▸ **AIM OF THE EXERCISE**:
Copy out the data from its start through the line containing "map-title-line1: Difference from", keeping each line exactly as it appears.

++++ SUPPLIED RECORDS

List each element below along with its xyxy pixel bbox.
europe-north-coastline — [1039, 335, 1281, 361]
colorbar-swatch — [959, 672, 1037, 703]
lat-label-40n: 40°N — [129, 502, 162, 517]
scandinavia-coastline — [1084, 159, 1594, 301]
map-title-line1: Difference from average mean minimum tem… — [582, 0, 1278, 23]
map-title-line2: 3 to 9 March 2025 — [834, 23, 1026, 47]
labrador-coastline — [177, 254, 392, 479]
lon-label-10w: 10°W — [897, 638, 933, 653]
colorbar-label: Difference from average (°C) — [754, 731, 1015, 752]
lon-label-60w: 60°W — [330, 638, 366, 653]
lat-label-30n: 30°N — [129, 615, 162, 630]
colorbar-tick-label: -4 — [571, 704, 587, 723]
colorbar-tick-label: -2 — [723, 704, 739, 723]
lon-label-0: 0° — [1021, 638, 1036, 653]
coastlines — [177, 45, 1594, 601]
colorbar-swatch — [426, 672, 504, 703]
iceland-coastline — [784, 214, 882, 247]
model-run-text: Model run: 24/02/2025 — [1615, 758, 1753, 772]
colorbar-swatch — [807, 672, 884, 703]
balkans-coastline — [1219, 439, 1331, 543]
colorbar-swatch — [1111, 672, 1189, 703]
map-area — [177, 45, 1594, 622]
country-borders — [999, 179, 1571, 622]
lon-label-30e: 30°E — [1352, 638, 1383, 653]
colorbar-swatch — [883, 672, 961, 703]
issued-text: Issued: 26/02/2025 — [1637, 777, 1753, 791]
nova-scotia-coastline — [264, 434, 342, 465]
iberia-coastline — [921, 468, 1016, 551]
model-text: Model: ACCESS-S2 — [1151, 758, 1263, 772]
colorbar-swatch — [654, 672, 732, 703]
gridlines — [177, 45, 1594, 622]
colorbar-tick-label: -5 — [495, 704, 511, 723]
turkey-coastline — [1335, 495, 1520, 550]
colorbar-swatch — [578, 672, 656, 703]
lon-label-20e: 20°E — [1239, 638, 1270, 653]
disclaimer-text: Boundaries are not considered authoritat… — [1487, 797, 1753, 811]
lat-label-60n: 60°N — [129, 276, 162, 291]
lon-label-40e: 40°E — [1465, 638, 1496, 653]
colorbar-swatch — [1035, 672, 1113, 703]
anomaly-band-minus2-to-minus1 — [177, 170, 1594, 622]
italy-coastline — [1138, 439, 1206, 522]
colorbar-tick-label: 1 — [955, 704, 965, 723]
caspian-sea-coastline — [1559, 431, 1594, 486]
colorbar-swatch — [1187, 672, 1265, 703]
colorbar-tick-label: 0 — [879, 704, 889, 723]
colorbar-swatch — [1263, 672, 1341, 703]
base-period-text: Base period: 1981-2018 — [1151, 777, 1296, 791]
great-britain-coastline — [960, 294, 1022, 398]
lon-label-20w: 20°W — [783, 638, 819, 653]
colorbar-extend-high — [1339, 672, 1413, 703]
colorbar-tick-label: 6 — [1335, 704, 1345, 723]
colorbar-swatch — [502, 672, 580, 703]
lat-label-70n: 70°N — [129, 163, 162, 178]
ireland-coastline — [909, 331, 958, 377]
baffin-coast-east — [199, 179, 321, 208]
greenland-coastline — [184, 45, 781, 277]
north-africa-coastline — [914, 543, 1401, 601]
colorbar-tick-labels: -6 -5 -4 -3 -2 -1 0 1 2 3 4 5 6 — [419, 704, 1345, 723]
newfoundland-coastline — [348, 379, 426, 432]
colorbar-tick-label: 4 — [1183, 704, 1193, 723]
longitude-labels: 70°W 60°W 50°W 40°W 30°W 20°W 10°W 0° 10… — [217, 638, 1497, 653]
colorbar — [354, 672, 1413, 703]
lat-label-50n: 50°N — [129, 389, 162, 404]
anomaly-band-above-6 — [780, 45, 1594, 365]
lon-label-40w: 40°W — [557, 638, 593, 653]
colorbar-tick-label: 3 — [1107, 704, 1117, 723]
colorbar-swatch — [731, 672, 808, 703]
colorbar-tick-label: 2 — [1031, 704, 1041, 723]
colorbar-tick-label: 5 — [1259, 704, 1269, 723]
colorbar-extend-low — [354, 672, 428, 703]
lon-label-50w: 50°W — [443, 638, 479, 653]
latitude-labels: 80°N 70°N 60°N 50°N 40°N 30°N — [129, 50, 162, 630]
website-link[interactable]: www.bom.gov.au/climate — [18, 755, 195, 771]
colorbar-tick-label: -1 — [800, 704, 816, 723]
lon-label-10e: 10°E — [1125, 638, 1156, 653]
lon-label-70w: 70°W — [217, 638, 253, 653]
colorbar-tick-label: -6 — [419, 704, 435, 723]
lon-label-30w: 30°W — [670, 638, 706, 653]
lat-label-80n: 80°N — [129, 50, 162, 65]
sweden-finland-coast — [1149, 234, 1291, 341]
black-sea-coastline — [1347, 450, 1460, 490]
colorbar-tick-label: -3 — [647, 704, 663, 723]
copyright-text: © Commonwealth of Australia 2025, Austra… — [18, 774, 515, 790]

++++++++

▸ **WRITTEN ANSWER**:
List each element below along with its xyxy pixel bbox.
europe-north-coastline — [1039, 335, 1281, 361]
colorbar-swatch — [959, 672, 1037, 703]
lat-label-40n: 40°N — [129, 502, 162, 517]
scandinavia-coastline — [1084, 159, 1594, 301]
map-title-line1: Difference from average mean minimum tem… — [582, 0, 1278, 23]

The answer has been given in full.